The problem »
Below are records. Copy every line with "type" in it.

====== Exercise inputs

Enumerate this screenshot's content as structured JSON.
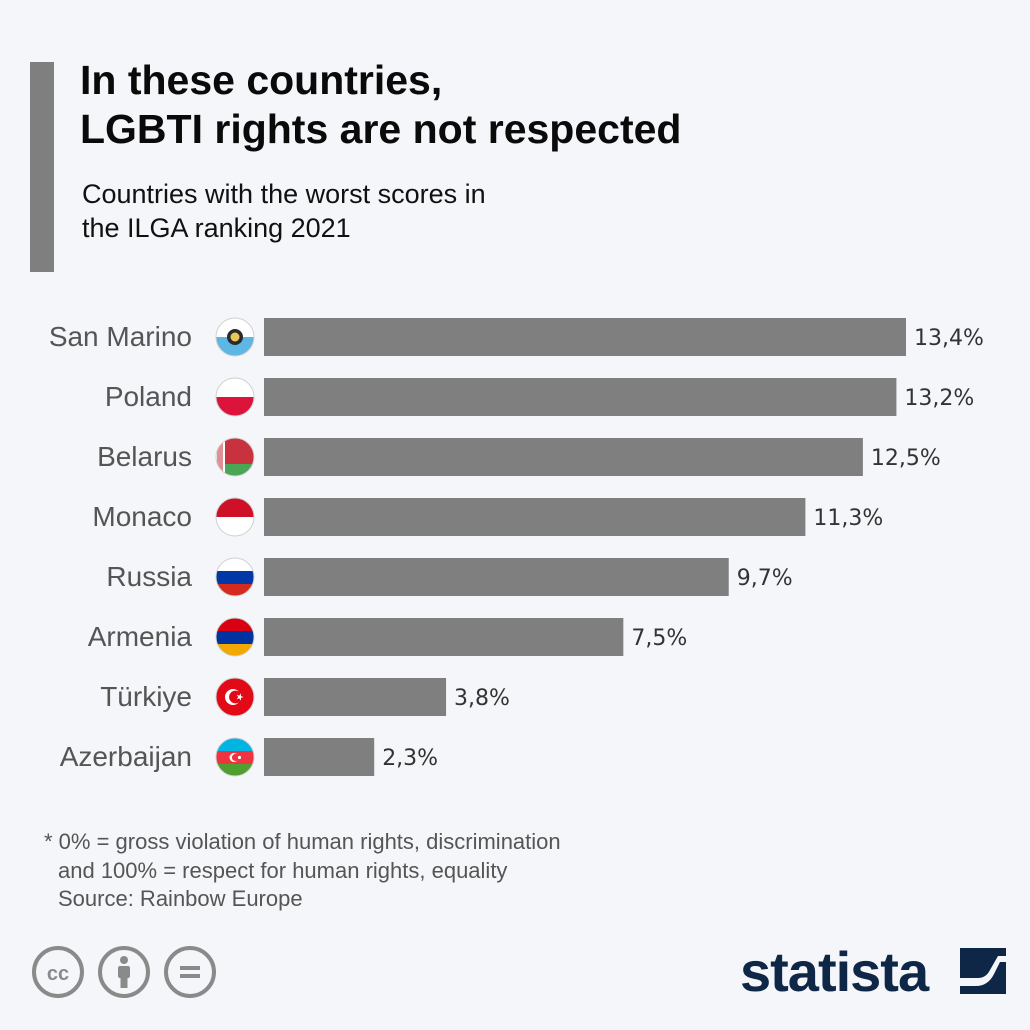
{
  "header": {
    "title_lines": [
      "In these countries,",
      "LGBTI rights are not respected"
    ],
    "subtitle_lines": [
      "Countries with the worst scores in",
      "the ILGA ranking 2021"
    ]
  },
  "chart_data": {
    "type": "bar",
    "orientation": "horizontal",
    "categories": [
      "San Marino",
      "Poland",
      "Belarus",
      "Monaco",
      "Russia",
      "Armenia",
      "Türkiye",
      "Azerbaijan"
    ],
    "values": [
      13.4,
      13.2,
      12.5,
      11.3,
      9.7,
      7.5,
      3.8,
      2.3
    ],
    "value_labels": [
      "13,4%",
      "13,2%",
      "12,5%",
      "11,3%",
      "9,7%",
      "7,5%",
      "3,8%",
      "2,3%"
    ],
    "flag_icons": [
      "san-marino-flag-icon",
      "poland-flag-icon",
      "belarus-flag-icon",
      "monaco-flag-icon",
      "russia-flag-icon",
      "armenia-flag-icon",
      "turkiye-flag-icon",
      "azerbaijan-flag-icon"
    ],
    "bar_color": "#7f7f7f",
    "xlim": [
      0,
      13.4
    ],
    "grid": false,
    "legend": "none"
  },
  "footnote": {
    "lines": [
      "* 0% = gross violation of human rights, discrimination",
      "and 100% = respect for human rights, equality",
      "Source: Rainbow Europe"
    ]
  },
  "license_icons": [
    "creative-commons-icon",
    "attribution-icon",
    "no-derivatives-icon"
  ],
  "brand": {
    "name": "statista",
    "color": "#0f2747"
  }
}
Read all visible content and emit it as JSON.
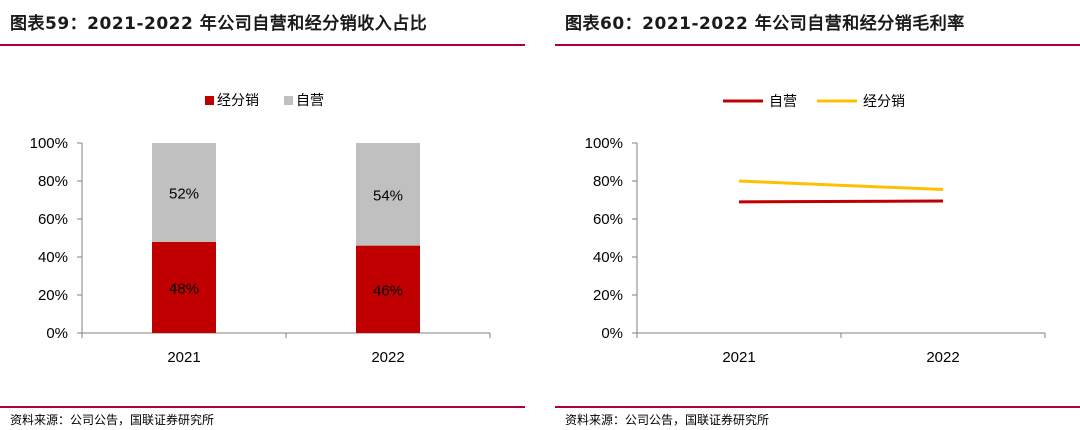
{
  "panels": [
    {
      "title": "图表59：2021-2022 年公司自营和经分销收入占比",
      "source": "资料来源：公司公告，国联证券研究所"
    },
    {
      "title": "图表60：2021-2022 年公司自营和经分销毛利率",
      "source": "资料来源：公司公告，国联证券研究所"
    }
  ],
  "chart_data": [
    {
      "type": "bar",
      "stacked": true,
      "categories": [
        "2021",
        "2022"
      ],
      "series": [
        {
          "name": "经分销",
          "values": [
            48,
            46
          ],
          "labels": [
            "48%",
            "46%"
          ],
          "color": "#c00000"
        },
        {
          "name": "自营",
          "values": [
            52,
            54
          ],
          "labels": [
            "52%",
            "54%"
          ],
          "color": "#c0c0c0"
        }
      ],
      "ylim": [
        0,
        100
      ],
      "yticks": [
        "0%",
        "20%",
        "40%",
        "60%",
        "80%",
        "100%"
      ],
      "legend_position": "top-center",
      "grid": false
    },
    {
      "type": "line",
      "categories": [
        "2021",
        "2022"
      ],
      "series": [
        {
          "name": "自营",
          "values": [
            69,
            69.5
          ],
          "color": "#c00000"
        },
        {
          "name": "经分销",
          "values": [
            80,
            75.5
          ],
          "color": "#ffc000"
        }
      ],
      "ylim": [
        0,
        100
      ],
      "yticks": [
        "0%",
        "20%",
        "40%",
        "60%",
        "80%",
        "100%"
      ],
      "legend_position": "top-center",
      "grid": false
    }
  ]
}
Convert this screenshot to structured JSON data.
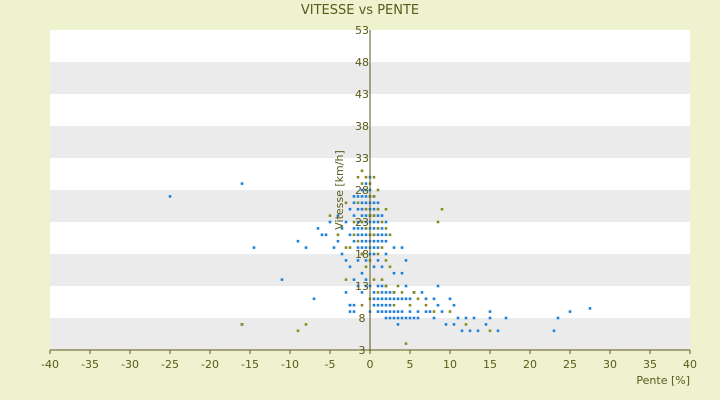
{
  "chart_data": {
    "type": "scatter",
    "title": "VITESSE vs PENTE",
    "xlabel": "Pente [%]",
    "ylabel": "Vitesse [km/h]",
    "xlim": [
      -40,
      40
    ],
    "ylim": [
      3,
      53
    ],
    "x_ticks": [
      -40,
      -35,
      -30,
      -25,
      -20,
      -15,
      -10,
      -5,
      0,
      5,
      10,
      15,
      20,
      25,
      30,
      35,
      40
    ],
    "y_ticks": [
      3,
      8,
      13,
      18,
      23,
      28,
      33,
      38,
      43,
      48,
      53
    ],
    "grid": "horizontal bands",
    "legend": "none",
    "colors": {
      "background": "#EEF2CF",
      "band_light": "#FFFFFF",
      "band_dark": "#EBEBEB",
      "axis": "#5A5A1A",
      "text": "#5A5A1A",
      "series": [
        "#1E7FD8",
        "#8A8A1E"
      ]
    },
    "series": [
      {
        "values": [
          [
            -25,
            27
          ],
          [
            -16,
            29
          ],
          [
            -16,
            7
          ],
          [
            -14.5,
            19
          ],
          [
            -11,
            14
          ],
          [
            -9,
            20
          ],
          [
            -8,
            19
          ],
          [
            -7,
            11
          ],
          [
            -6.5,
            22
          ],
          [
            -6,
            21
          ],
          [
            -5.5,
            21
          ],
          [
            -5,
            23
          ],
          [
            -4.5,
            19
          ],
          [
            -4,
            20
          ],
          [
            -4,
            24
          ],
          [
            -3.5,
            22
          ],
          [
            -3.5,
            18
          ],
          [
            -3,
            17
          ],
          [
            -3,
            23
          ],
          [
            -3,
            12
          ],
          [
            -2.5,
            21
          ],
          [
            -2.5,
            25
          ],
          [
            -2.5,
            16
          ],
          [
            -2.5,
            9
          ],
          [
            -2.5,
            10
          ],
          [
            -2,
            22
          ],
          [
            -2,
            26
          ],
          [
            -2,
            27
          ],
          [
            -2,
            24
          ],
          [
            -2,
            20
          ],
          [
            -2,
            14
          ],
          [
            -2,
            9
          ],
          [
            -2.5,
            10
          ],
          [
            -2,
            10
          ],
          [
            -1.5,
            27
          ],
          [
            -1.5,
            25
          ],
          [
            -1.5,
            23
          ],
          [
            -1.5,
            22
          ],
          [
            -1.5,
            21
          ],
          [
            -1.5,
            19
          ],
          [
            -1.5,
            17
          ],
          [
            -1.5,
            13
          ],
          [
            -1,
            28
          ],
          [
            -1,
            27
          ],
          [
            -1,
            26
          ],
          [
            -1,
            25
          ],
          [
            -1,
            24
          ],
          [
            -1,
            23
          ],
          [
            -1,
            22
          ],
          [
            -1,
            21
          ],
          [
            -1,
            20
          ],
          [
            -1,
            19
          ],
          [
            -1,
            18
          ],
          [
            -1,
            15
          ],
          [
            -1,
            12
          ],
          [
            -0.5,
            29
          ],
          [
            -0.5,
            28
          ],
          [
            -0.5,
            27
          ],
          [
            -0.5,
            26
          ],
          [
            -0.5,
            25
          ],
          [
            -0.5,
            24
          ],
          [
            -0.5,
            23
          ],
          [
            -0.5,
            22
          ],
          [
            -0.5,
            21
          ],
          [
            -0.5,
            20
          ],
          [
            -0.5,
            19
          ],
          [
            -0.5,
            17
          ],
          [
            -0.5,
            14
          ],
          [
            -0.5,
            13
          ],
          [
            0,
            30
          ],
          [
            0,
            28
          ],
          [
            0,
            27
          ],
          [
            0,
            26
          ],
          [
            0,
            25
          ],
          [
            0,
            24
          ],
          [
            0,
            23
          ],
          [
            0,
            22
          ],
          [
            0,
            21
          ],
          [
            0,
            20
          ],
          [
            0,
            19
          ],
          [
            0,
            18
          ],
          [
            0,
            13
          ],
          [
            0,
            9
          ],
          [
            0.5,
            27
          ],
          [
            0.5,
            26
          ],
          [
            0.5,
            25
          ],
          [
            0.5,
            24
          ],
          [
            0.5,
            23
          ],
          [
            0.5,
            22
          ],
          [
            0.5,
            21
          ],
          [
            0.5,
            20
          ],
          [
            0.5,
            19
          ],
          [
            0.5,
            18
          ],
          [
            0.5,
            16
          ],
          [
            0.5,
            12
          ],
          [
            0.5,
            11
          ],
          [
            0.5,
            10
          ],
          [
            1,
            26
          ],
          [
            1,
            25
          ],
          [
            1,
            24
          ],
          [
            1,
            23
          ],
          [
            1,
            22
          ],
          [
            1,
            21
          ],
          [
            1,
            20
          ],
          [
            1,
            19
          ],
          [
            1,
            17
          ],
          [
            1,
            13
          ],
          [
            1,
            11
          ],
          [
            1,
            10
          ],
          [
            1,
            9
          ],
          [
            1.5,
            24
          ],
          [
            1.5,
            22
          ],
          [
            1.5,
            21
          ],
          [
            1.5,
            20
          ],
          [
            1.5,
            16
          ],
          [
            1.5,
            13
          ],
          [
            1.5,
            12
          ],
          [
            1.5,
            11
          ],
          [
            1.5,
            10
          ],
          [
            1.5,
            9
          ],
          [
            2,
            23
          ],
          [
            2,
            21
          ],
          [
            2,
            20
          ],
          [
            2,
            18
          ],
          [
            2,
            13
          ],
          [
            2,
            12
          ],
          [
            2,
            11
          ],
          [
            2,
            10
          ],
          [
            2,
            9
          ],
          [
            2,
            8
          ],
          [
            2.5,
            12
          ],
          [
            2.5,
            11
          ],
          [
            2.5,
            10
          ],
          [
            2.5,
            9
          ],
          [
            2.5,
            8
          ],
          [
            3,
            19
          ],
          [
            3,
            15
          ],
          [
            3,
            12
          ],
          [
            3,
            11
          ],
          [
            3,
            9
          ],
          [
            3,
            8
          ],
          [
            3.5,
            11
          ],
          [
            3.5,
            9
          ],
          [
            3.5,
            8
          ],
          [
            3.5,
            7
          ],
          [
            4,
            19
          ],
          [
            4,
            15
          ],
          [
            4,
            11
          ],
          [
            4,
            9
          ],
          [
            4,
            8
          ],
          [
            4.5,
            17
          ],
          [
            4.5,
            13
          ],
          [
            4.5,
            11
          ],
          [
            4.5,
            8
          ],
          [
            5,
            11
          ],
          [
            5,
            9
          ],
          [
            5,
            8
          ],
          [
            5.5,
            12
          ],
          [
            5.5,
            8
          ],
          [
            6,
            9
          ],
          [
            6,
            8
          ],
          [
            6.5,
            12
          ],
          [
            7,
            11
          ],
          [
            7,
            9
          ],
          [
            7.5,
            9
          ],
          [
            8,
            8
          ],
          [
            8,
            11
          ],
          [
            8.5,
            13
          ],
          [
            8.5,
            10
          ],
          [
            9,
            9
          ],
          [
            9.5,
            7
          ],
          [
            10,
            11
          ],
          [
            10.5,
            10
          ],
          [
            10.5,
            7
          ],
          [
            11,
            8
          ],
          [
            11.5,
            6
          ],
          [
            12,
            8
          ],
          [
            12.5,
            6
          ],
          [
            13,
            8
          ],
          [
            13.5,
            6
          ],
          [
            14.5,
            7
          ],
          [
            15,
            9
          ],
          [
            15,
            8
          ],
          [
            16,
            6
          ],
          [
            17,
            8
          ],
          [
            23,
            6
          ],
          [
            23.5,
            8
          ],
          [
            25,
            9
          ],
          [
            27.5,
            9.5
          ]
        ]
      },
      {
        "values": [
          [
            -16,
            7
          ],
          [
            -9,
            6
          ],
          [
            -8,
            7
          ],
          [
            -5,
            24
          ],
          [
            -4,
            21
          ],
          [
            -3,
            19
          ],
          [
            -3,
            26
          ],
          [
            -3,
            14
          ],
          [
            -2.5,
            19
          ],
          [
            -2,
            23
          ],
          [
            -2,
            21
          ],
          [
            -1.5,
            30
          ],
          [
            -1.5,
            26
          ],
          [
            -1.5,
            20
          ],
          [
            -1,
            31
          ],
          [
            -1,
            29
          ],
          [
            -1,
            23
          ],
          [
            -1,
            18
          ],
          [
            -1,
            10
          ],
          [
            -0.5,
            30
          ],
          [
            -0.5,
            25
          ],
          [
            -0.5,
            22
          ],
          [
            -0.5,
            16
          ],
          [
            0,
            29
          ],
          [
            0,
            27
          ],
          [
            0,
            24
          ],
          [
            0,
            21
          ],
          [
            0,
            17
          ],
          [
            0,
            11
          ],
          [
            0.5,
            30
          ],
          [
            0.5,
            27
          ],
          [
            0.5,
            24
          ],
          [
            0.5,
            21
          ],
          [
            0.5,
            14
          ],
          [
            1,
            28
          ],
          [
            1,
            25
          ],
          [
            1,
            22
          ],
          [
            1,
            18
          ],
          [
            1,
            12
          ],
          [
            1.5,
            23
          ],
          [
            1.5,
            19
          ],
          [
            1.5,
            14
          ],
          [
            2,
            25
          ],
          [
            2,
            22
          ],
          [
            2,
            17
          ],
          [
            2,
            13
          ],
          [
            2.5,
            21
          ],
          [
            2.5,
            16
          ],
          [
            3,
            12
          ],
          [
            3,
            10
          ],
          [
            3.5,
            13
          ],
          [
            4,
            12
          ],
          [
            4.5,
            4
          ],
          [
            5,
            10
          ],
          [
            5.5,
            12
          ],
          [
            6,
            11
          ],
          [
            7,
            10
          ],
          [
            8,
            9
          ],
          [
            8.5,
            23
          ],
          [
            9,
            25
          ],
          [
            10,
            9
          ],
          [
            12,
            7
          ],
          [
            15,
            6
          ]
        ]
      }
    ]
  }
}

============

Expected output »
    "type": "bar",
      "type": "bar",
      "type": "line",
    "type": "scatter",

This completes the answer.